## Given exercise
What follows are records. Restate all of them word for word.

## Data listing

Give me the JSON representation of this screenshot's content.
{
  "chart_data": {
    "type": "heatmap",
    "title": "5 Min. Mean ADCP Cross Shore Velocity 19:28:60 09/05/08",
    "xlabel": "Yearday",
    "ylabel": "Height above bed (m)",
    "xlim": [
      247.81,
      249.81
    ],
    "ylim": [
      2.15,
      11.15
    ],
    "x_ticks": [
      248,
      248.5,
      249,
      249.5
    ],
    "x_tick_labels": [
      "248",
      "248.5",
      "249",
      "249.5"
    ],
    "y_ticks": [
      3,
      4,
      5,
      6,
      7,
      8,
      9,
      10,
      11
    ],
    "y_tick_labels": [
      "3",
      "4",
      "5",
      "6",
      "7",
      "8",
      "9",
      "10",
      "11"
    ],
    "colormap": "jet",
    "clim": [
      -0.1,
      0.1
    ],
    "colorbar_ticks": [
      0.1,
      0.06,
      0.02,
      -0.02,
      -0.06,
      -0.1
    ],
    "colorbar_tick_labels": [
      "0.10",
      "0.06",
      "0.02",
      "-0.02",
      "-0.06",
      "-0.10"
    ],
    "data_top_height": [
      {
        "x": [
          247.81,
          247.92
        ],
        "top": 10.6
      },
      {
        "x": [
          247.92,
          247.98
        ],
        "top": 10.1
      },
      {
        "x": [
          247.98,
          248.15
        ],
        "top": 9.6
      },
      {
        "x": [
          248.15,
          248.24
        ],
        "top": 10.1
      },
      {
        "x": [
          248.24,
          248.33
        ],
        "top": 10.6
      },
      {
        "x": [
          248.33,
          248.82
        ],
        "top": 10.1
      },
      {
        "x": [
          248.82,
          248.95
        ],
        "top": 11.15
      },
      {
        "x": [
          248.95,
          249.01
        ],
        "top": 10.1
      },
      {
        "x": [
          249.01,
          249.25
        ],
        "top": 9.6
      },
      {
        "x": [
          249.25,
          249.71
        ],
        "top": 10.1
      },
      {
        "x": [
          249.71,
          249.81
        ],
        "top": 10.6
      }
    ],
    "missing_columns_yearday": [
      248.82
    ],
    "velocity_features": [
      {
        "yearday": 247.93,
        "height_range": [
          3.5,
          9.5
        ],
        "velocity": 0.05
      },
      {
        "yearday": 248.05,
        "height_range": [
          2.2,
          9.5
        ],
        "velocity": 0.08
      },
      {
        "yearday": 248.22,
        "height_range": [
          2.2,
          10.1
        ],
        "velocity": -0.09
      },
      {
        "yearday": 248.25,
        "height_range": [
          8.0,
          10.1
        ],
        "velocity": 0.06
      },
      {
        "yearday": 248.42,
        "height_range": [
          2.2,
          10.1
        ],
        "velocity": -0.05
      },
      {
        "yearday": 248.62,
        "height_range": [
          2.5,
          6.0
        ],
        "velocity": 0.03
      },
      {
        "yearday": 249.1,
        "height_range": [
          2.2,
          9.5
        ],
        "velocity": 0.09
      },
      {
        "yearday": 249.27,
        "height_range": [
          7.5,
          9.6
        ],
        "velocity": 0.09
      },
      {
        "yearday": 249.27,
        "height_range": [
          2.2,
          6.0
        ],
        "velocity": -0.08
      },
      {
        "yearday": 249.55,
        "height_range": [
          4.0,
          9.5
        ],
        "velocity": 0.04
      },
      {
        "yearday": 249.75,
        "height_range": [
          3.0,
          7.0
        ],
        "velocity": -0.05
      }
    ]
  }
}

## Full solution
Give me the JSON representation of this screenshot's content.
{
  "chart_data": {
    "type": "heatmap",
    "title": "5 Min. Mean ADCP Cross Shore Velocity 19:28:60 09/05/08",
    "xlabel": "Yearday",
    "ylabel": "Height above bed (m)",
    "xlim": [
      247.81,
      249.81
    ],
    "ylim": [
      2.15,
      11.15
    ],
    "x_ticks": [
      248,
      248.5,
      249,
      249.5
    ],
    "x_tick_labels": [
      "248",
      "248.5",
      "249",
      "249.5"
    ],
    "y_ticks": [
      3,
      4,
      5,
      6,
      7,
      8,
      9,
      10,
      11
    ],
    "y_tick_labels": [
      "3",
      "4",
      "5",
      "6",
      "7",
      "8",
      "9",
      "10",
      "11"
    ],
    "colormap": "jet",
    "clim": [
      -0.1,
      0.1
    ],
    "colorbar_ticks": [
      0.1,
      0.06,
      0.02,
      -0.02,
      -0.06,
      -0.1
    ],
    "colorbar_tick_labels": [
      "0.10",
      "0.06",
      "0.02",
      "-0.02",
      "-0.06",
      "-0.10"
    ],
    "data_top_height": [
      {
        "x": [
          247.81,
          247.92
        ],
        "top": 10.6
      },
      {
        "x": [
          247.92,
          247.98
        ],
        "top": 10.1
      },
      {
        "x": [
          247.98,
          248.15
        ],
        "top": 9.6
      },
      {
        "x": [
          248.15,
          248.24
        ],
        "top": 10.1
      },
      {
        "x": [
          248.24,
          248.33
        ],
        "top": 10.6
      },
      {
        "x": [
          248.33,
          248.82
        ],
        "top": 10.1
      },
      {
        "x": [
          248.82,
          248.95
        ],
        "top": 11.15
      },
      {
        "x": [
          248.95,
          249.01
        ],
        "top": 10.1
      },
      {
        "x": [
          249.01,
          249.25
        ],
        "top": 9.6
      },
      {
        "x": [
          249.25,
          249.71
        ],
        "top": 10.1
      },
      {
        "x": [
          249.71,
          249.81
        ],
        "top": 10.6
      }
    ],
    "missing_columns_yearday": [
      248.82
    ],
    "velocity_features": [
      {
        "yearday": 247.93,
        "height_range": [
          3.5,
          9.5
        ],
        "velocity": 0.05
      },
      {
        "yearday": 248.05,
        "height_range": [
          2.2,
          9.5
        ],
        "velocity": 0.08
      },
      {
        "yearday": 248.22,
        "height_range": [
          2.2,
          10.1
        ],
        "velocity": -0.09
      },
      {
        "yearday": 248.25,
        "height_range": [
          8.0,
          10.1
        ],
        "velocity": 0.06
      },
      {
        "yearday": 248.42,
        "height_range": [
          2.2,
          10.1
        ],
        "velocity": -0.05
      },
      {
        "yearday": 248.62,
        "height_range": [
          2.5,
          6.0
        ],
        "velocity": 0.03
      },
      {
        "yearday": 249.1,
        "height_range": [
          2.2,
          9.5
        ],
        "velocity": 0.09
      },
      {
        "yearday": 249.27,
        "height_range": [
          7.5,
          9.6
        ],
        "velocity": 0.09
      },
      {
        "yearday": 249.27,
        "height_range": [
          2.2,
          6.0
        ],
        "velocity": -0.08
      },
      {
        "yearday": 249.55,
        "height_range": [
          4.0,
          9.5
        ],
        "velocity": 0.04
      },
      {
        "yearday": 249.75,
        "height_range": [
          3.0,
          7.0
        ],
        "velocity": -0.05
      }
    ]
  }
}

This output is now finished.